What the task requires:
Beneath this task is a listing; retype all of it exactly.

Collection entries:
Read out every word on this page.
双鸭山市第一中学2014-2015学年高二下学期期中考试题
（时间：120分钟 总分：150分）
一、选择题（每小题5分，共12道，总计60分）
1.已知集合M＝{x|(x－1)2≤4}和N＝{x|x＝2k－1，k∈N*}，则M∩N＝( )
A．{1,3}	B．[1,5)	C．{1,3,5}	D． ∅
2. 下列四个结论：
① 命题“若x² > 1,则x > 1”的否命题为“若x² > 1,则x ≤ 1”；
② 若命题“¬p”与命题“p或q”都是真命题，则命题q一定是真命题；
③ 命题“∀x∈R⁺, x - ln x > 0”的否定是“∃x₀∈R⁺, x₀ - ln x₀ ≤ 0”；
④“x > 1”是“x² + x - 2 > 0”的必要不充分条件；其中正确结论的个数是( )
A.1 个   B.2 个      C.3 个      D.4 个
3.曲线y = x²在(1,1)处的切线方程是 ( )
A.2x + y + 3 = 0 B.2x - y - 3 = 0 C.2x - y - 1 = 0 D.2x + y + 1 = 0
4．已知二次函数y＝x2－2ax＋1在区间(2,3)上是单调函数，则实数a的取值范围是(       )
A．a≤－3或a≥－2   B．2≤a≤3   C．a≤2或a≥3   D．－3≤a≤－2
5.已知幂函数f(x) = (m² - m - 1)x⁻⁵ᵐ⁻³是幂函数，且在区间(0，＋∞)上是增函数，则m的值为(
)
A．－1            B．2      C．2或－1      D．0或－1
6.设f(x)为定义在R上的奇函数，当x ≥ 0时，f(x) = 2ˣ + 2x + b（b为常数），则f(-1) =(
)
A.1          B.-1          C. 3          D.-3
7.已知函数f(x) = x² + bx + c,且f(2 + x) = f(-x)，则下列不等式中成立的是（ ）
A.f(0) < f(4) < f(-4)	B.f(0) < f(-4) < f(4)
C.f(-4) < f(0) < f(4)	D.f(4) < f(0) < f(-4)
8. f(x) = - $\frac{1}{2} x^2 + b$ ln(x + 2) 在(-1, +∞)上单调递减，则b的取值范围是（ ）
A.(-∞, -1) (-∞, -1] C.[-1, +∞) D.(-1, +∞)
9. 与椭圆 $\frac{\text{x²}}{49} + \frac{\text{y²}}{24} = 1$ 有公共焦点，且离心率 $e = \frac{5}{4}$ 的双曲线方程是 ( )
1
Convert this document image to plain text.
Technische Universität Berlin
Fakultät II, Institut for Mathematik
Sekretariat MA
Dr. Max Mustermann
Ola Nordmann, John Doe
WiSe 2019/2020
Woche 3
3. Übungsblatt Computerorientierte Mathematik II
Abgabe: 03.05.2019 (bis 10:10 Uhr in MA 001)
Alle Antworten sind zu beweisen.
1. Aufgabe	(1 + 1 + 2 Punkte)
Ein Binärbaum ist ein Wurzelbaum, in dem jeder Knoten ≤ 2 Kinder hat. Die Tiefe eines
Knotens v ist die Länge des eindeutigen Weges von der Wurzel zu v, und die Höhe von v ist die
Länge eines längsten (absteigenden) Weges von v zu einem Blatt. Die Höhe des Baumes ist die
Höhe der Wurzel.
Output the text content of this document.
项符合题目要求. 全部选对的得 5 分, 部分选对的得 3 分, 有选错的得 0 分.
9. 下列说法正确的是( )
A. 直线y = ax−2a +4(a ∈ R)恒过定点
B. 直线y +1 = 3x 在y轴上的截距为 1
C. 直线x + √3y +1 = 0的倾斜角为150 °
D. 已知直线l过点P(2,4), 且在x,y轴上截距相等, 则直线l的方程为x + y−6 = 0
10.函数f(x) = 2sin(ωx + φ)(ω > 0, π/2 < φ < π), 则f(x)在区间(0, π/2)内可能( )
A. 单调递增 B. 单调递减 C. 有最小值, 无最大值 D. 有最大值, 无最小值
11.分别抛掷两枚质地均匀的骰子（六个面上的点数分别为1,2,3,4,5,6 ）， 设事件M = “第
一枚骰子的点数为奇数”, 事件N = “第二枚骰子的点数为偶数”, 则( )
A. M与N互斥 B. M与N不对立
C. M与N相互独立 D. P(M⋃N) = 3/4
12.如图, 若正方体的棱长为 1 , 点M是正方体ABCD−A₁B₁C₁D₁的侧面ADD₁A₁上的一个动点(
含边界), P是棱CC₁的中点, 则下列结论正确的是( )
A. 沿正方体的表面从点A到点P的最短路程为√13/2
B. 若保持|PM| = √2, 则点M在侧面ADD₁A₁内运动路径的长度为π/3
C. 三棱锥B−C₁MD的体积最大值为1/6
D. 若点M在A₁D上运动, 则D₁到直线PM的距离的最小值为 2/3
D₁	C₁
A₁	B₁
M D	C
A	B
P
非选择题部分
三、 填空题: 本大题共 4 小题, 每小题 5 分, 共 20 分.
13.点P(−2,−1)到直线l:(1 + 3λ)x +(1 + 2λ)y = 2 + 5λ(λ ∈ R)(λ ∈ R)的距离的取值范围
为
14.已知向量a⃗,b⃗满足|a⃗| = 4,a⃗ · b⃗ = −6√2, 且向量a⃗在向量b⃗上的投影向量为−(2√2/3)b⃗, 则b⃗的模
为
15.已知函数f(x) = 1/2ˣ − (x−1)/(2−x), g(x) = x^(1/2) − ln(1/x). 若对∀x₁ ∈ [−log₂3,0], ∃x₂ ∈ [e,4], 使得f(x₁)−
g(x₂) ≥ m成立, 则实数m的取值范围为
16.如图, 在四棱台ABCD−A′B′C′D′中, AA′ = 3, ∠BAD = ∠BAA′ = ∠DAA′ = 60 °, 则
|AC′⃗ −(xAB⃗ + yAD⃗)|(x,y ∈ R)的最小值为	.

Output:
Read out every word on this page.
双鸭山市第一中学2014-2015学年高二下学期期中考试题
（时间：120分钟 总分：150分）
一、选择题（每小题5分，共12道，总计60分）
1.已知集合M＝{x|(x－1)2≤4}和N＝{x|x＝2k－1，k∈N*}，则M∩N＝( )
A．{1,3}	B．[1,5)	C．{1,3,5}	D． ∅
2. 下列四个结论：
① 命题“若x² > 1,则x > 1”的否命题为“若x² > 1,则x ≤ 1”；
② 若命题“¬p”与命题“p或q”都是真命题，则命题q一定是真命题；
③ 命题“∀x∈R⁺, x - ln x > 0”的否定是“∃x₀∈R⁺, x₀ - ln x₀ ≤ 0”；
④“x > 1”是“x² + x - 2 > 0”的必要不充分条件；其中正确结论的个数是( )
A.1 个   B.2 个      C.3 个      D.4 个
3.曲线y = x²在(1,1)处的切线方程是 ( )
A.2x + y + 3 = 0 B.2x - y - 3 = 0 C.2x - y - 1 = 0 D.2x + y + 1 = 0
4．已知二次函数y＝x2－2ax＋1在区间(2,3)上是单调函数，则实数a的取值范围是(       )
A．a≤－3或a≥－2   B．2≤a≤3   C．a≤2或a≥3   D．－3≤a≤－2
5.已知幂函数f(x) = (m² - m - 1)x⁻⁵ᵐ⁻³是幂函数，且在区间(0，＋∞)上是增函数，则m的值为(
)
A．－1            B．2      C．2或－1      D．0或－1
6.设f(x)为定义在R上的奇函数，当x ≥ 0时，f(x) = 2ˣ + 2x + b（b为常数），则f(-1) =(
)
A.1          B.-1          C. 3          D.-3
7.已知函数f(x) = x² + bx + c,且f(2 + x) = f(-x)，则下列不等式中成立的是（ ）
A.f(0) < f(4) < f(-4)	B.f(0) < f(-4) < f(4)
C.f(-4) < f(0) < f(4)	D.f(4) < f(0) < f(-4)
8. f(x) = - $\frac{1}{2} x^2 + b$ ln(x + 2) 在(-1, +∞)上单调递减，则b的取值范围是（ ）
A.(-∞, -1) (-∞, -1] C.[-1, +∞) D.(-1, +∞)
9. 与椭圆 $\frac{\text{x²}}{49} + \frac{\text{y²}}{24} = 1$ 有公共焦点，且离心率 $e = \frac{5}{4}$ 的双曲线方程是 ( )
1
Convert this document image to plain text.
Technische Universität Berlin
Fakultät II, Institut for Mathematik
Sekretariat MA
Dr. Max Mustermann
Ola Nordmann, John Doe
WiSe 2019/2020
Woche 3
3. Übungsblatt Computerorientierte Mathematik II
Abgabe: 03.05.2019 (bis 10:10 Uhr in MA 001)
Alle Antworten sind zu beweisen.
1. Aufgabe	(1 + 1 + 2 Punkte)
Ein Binärbaum ist ein Wurzelbaum, in dem jeder Knoten ≤ 2 Kinder hat. Die Tiefe eines
Knotens v ist die Länge des eindeutigen Weges von der Wurzel zu v, und die Höhe von v ist die
Länge eines längsten (absteigenden) Weges von v zu einem Blatt. Die Höhe des Baumes ist die
Höhe der Wurzel.
Output the text content of this document.
项符合题目要求. 全部选对的得 5 分, 部分选对的得 3 分, 有选错的得 0 分.
9. 下列说法正确的是( )
A. 直线y = ax−2a +4(a ∈ R)恒过定点
B. 直线y +1 = 3x 在y轴上的截距为 1
C. 直线x + √3y +1 = 0的倾斜角为150 °
D. 已知直线l过点P(2,4), 且在x,y轴上截距相等, 则直线l的方程为x + y−6 = 0
10.函数f(x) = 2sin(ωx + φ)(ω > 0, π/2 < φ < π), 则f(x)在区间(0, π/2)内可能( )
A. 单调递增 B. 单调递减 C. 有最小值, 无最大值 D. 有最大值, 无最小值
11.分别抛掷两枚质地均匀的骰子（六个面上的点数分别为1,2,3,4,5,6 ）， 设事件M = “第
一枚骰子的点数为奇数”, 事件N = “第二枚骰子的点数为偶数”, 则( )
A. M与N互斥 B. M与N不对立
C. M与N相互独立 D. P(M⋃N) = 3/4
12.如图, 若正方体的棱长为 1 , 点M是正方体ABCD−A₁B₁C₁D₁的侧面ADD₁A₁上的一个动点(
含边界), P是棱CC₁的中点, 则下列结论正确的是( )
A. 沿正方体的表面从点A到点P的最短路程为√13/2
B. 若保持|PM| = √2, 则点M在侧面ADD₁A₁内运动路径的长度为π/3
C. 三棱锥B−C₁MD的体积最大值为1/6
D. 若点M在A₁D上运动, 则D₁到直线PM的距离的最小值为 2/3
D₁	C₁
A₁	B₁
M D	C
A	B
P
非选择题部分
三、 填空题: 本大题共 4 小题, 每小题 5 分, 共 20 分.
13.点P(−2,−1)到直线l:(1 + 3λ)x +(1 + 2λ)y = 2 + 5λ(λ ∈ R)(λ ∈ R)的距离的取值范围
为
14.已知向量a⃗,b⃗满足|a⃗| = 4,a⃗ · b⃗ = −6√2, 且向量a⃗在向量b⃗上的投影向量为−(2√2/3)b⃗, 则b⃗的模
为
15.已知函数f(x) = 1/2ˣ − (x−1)/(2−x), g(x) = x^(1/2) − ln(1/x). 若对∀x₁ ∈ [−log₂3,0], ∃x₂ ∈ [e,4], 使得f(x₁)−
g(x₂) ≥ m成立, 则实数m的取值范围为
16.如图, 在四棱台ABCD−A′B′C′D′中, AA′ = 3, ∠BAD = ∠BAA′ = ∠DAA′ = 60 °, 则
|AC′⃗ −(xAB⃗ + yAD⃗)|(x,y ∈ R)的最小值为	.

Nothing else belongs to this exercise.